→ TASKS TO PERFORM:
1) According to the column on Facebook's decline, how many workers is Meta laying off on May 20?
2) Retype the part of the column on Facebook's decline between "So another grandchild, born" and "things with them.", inclusive.
3) Continue the column on Facebook's decline, picking up after its final sentence.

##### SUPPLIED PASSAGE

So another grandchild, born this week — maybe to me, maybe to somebody else. Who can say? I really shouldn’t be more specific than that.
Certainly no word of the news, if there is any news, breathed on Facebook. I … or, um, another person very much like myself … would sooner sell a child to the circus than post its photos, or any identifying details, on any sort of social media. As for what the potential harm of that could be, beyond strong and immediate rebuke, I’m afraid to ask. Maybe X snatches their images and does unspeakable things with them.
As it is my … well, somebody’s … adult children view Facebook the way I, when young, would look at my grandfather’s dentures falling into the soup: as an embarrassing lapse of age. Worse. It’s like yanking the dentures out of your own mouth and flinging them into the soup, with pride. Not an accident, an intention.
Facebook is no longer hip, or the bomb, or dope, or fire, or whatever the current term for coolness might be. “Slow death” is the phrase encountered online. The young might have an account, allowing Facebook to pretend it’s reaching the sweet spot demographic. But the 20-somethings I know never use it and mock those who do. The cracks are starting to show. On May 20, Meta, the parent of Facebook, is laying off 8,000 workers — 10% of its workforce. Last week, The New York Times, in an opinion piece, declared Meta “at the start of a long, slow decline.”
The plan is that artificial intelligence will do the jobs of the freshly fired, even thought AI is part of what’s wrecking Facebook, all those blocks of regurgitated history lite and random pop culture factoids. And that rash of ads. God forbid you buy shoes, as I have. Facebook will dangle the shoes you just bought under your nose for a month, hoping you’ll buy a second pair. And this is the super-intelligence that would rule us.
I have to admit, I’m kind of savoring the Facebook riffs, being myself lashed to an oar in the old world, pulp-based, legacy media. It’s like when Borders went bankrupt in 2011. I winked at the Book Bin and other independent bookstores which survived the era when giant bookstores roamed the earth, hardy voles, gazing out from their safe nooks, watching the dinosaurs bellow and die.

##########
##### DATA LISTING

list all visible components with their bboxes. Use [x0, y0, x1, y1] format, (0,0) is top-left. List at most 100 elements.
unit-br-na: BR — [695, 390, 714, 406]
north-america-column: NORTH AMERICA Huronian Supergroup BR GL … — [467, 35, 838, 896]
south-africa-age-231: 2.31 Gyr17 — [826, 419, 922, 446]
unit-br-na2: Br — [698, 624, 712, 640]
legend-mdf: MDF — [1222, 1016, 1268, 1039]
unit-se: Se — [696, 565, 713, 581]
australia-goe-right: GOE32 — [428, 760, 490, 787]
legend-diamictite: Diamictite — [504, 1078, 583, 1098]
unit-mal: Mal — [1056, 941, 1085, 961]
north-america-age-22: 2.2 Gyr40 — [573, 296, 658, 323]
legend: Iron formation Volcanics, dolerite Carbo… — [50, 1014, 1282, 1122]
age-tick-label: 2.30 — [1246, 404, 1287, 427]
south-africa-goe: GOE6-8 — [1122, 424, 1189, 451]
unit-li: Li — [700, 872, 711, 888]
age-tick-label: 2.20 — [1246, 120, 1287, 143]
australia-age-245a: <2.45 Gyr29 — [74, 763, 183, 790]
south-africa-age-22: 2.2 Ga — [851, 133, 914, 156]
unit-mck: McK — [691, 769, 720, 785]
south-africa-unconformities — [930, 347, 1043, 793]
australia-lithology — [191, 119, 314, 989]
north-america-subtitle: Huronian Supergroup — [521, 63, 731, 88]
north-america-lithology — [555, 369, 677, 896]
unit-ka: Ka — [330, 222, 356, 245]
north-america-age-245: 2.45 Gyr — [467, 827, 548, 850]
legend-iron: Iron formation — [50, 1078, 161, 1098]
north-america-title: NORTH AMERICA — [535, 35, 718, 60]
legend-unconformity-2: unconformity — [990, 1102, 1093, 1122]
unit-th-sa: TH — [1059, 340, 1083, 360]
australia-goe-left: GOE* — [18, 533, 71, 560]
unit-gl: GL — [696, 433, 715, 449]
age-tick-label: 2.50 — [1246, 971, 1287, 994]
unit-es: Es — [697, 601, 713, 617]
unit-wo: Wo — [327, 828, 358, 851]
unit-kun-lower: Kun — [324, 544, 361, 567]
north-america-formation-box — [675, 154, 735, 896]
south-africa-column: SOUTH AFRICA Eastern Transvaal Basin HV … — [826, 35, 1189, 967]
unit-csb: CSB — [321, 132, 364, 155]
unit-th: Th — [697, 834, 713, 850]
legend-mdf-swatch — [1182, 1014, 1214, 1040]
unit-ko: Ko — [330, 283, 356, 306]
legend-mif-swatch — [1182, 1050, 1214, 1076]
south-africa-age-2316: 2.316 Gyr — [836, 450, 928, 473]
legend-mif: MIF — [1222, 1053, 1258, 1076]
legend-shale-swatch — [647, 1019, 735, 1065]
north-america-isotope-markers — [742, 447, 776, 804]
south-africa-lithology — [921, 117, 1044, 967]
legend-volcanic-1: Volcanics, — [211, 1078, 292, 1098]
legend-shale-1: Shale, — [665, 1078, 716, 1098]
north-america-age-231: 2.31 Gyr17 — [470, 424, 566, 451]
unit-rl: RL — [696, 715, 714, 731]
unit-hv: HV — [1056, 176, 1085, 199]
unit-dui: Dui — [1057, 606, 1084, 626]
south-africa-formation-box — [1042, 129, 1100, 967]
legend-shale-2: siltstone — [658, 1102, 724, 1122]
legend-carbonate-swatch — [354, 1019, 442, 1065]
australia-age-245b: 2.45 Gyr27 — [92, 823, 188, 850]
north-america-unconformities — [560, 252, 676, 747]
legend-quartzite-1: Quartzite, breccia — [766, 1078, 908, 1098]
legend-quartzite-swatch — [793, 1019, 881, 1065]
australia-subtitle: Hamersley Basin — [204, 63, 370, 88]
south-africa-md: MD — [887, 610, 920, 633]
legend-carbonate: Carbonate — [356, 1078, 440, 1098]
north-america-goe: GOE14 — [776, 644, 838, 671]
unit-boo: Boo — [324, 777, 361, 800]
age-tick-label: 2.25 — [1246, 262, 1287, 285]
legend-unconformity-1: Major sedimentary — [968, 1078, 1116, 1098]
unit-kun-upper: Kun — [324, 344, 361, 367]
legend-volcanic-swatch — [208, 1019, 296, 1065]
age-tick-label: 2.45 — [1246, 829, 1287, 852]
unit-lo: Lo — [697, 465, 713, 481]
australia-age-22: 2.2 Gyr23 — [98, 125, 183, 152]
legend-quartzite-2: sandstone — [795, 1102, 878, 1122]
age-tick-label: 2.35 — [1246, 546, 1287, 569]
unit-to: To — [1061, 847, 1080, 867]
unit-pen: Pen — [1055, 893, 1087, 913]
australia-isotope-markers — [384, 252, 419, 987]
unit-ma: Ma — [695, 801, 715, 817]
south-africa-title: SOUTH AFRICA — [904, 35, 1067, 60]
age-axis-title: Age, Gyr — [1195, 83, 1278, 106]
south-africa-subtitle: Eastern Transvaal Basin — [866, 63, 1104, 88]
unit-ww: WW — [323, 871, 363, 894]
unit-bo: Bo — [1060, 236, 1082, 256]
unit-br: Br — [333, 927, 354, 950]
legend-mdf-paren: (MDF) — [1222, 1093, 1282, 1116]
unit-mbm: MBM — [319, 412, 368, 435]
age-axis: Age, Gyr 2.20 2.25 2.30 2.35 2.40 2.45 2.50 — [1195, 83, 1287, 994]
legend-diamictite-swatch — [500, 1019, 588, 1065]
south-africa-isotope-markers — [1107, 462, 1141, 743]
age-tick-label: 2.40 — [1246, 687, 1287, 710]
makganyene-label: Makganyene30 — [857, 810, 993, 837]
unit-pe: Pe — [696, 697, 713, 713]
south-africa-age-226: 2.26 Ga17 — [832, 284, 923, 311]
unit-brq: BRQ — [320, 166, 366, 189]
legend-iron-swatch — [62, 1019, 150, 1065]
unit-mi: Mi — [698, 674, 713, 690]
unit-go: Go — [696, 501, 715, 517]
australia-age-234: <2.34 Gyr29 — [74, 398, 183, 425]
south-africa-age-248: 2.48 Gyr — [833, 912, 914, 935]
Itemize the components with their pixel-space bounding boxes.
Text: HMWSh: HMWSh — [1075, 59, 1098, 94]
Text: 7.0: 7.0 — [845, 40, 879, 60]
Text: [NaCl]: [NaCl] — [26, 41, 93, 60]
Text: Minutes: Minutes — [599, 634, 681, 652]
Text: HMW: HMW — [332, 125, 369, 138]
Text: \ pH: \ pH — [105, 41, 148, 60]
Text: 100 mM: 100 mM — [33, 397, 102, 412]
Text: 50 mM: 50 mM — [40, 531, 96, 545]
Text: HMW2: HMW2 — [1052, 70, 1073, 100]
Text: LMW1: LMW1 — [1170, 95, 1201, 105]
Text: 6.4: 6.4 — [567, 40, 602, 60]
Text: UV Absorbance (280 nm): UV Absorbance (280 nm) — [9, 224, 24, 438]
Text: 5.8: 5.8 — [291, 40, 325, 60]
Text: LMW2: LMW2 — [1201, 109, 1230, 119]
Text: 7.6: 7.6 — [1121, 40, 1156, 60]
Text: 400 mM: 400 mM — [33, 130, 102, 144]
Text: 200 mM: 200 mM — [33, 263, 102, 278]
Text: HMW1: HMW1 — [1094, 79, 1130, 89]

##########

→ RESPONSES TO THE TASKS:
1) 8,000 workers, which is 10% of its workforce.

2)
So another grandchild, born this week — maybe to me, maybe to somebody else. Who can say? I really shouldn’t be more specific than that.
Certainly no word of the news, if there is any news, breathed on Facebook. I … or, um, another person very much like myself … would sooner sell a child to the circus than post its photos, or any identifying details, on any sort of social media. As for what the potential harm of that could be, beyond strong and immediate rebuke, I’m afraid to ask. Maybe X snatches their images and does unspeakable things with them.

3)
Society changes. In 2008, we were summoned to a conference room — God, remember those? We’d put on business suits and go Downtown to offices, to work in a place with people in conference rooms? Good times …
Sorry. Facebook, with its 100 million users, was the bee’s knees in 2008, and we were all to jump on and begin… well, interacting. I remember raising a languid finger and an objection: so we were to pause from stoking the engines of this major market daily newspaper, and wander over to the neat neighborhood of Facebook, and lean over the white picket fence and start chatting, one-on-one, with whoever musters the ingenuity to type our names?
Yes. And to be fair, at times Facebook seemed very real. The next year, I drove with the boys out West, and when I posted to Facebook that we were in Salt Lake City, wondering what to do after touring the Mormon Temple, a Facebook pal told us to go to Ruth’s Diner, so go we did. Red trout and eggs, chocolate malt pudding. That was real.
Forbes asked me to write an article on Barbie mutilation — it’s a thing — for the doll’s 50th anniversary, and I pondered how to report the story. Hang out at playgrounds, trying to talk with little girls about their dolls? That seemed a bad idea. So I typed what I was looking for into my Facebook profile, and women lined up to be interviewed. That was real.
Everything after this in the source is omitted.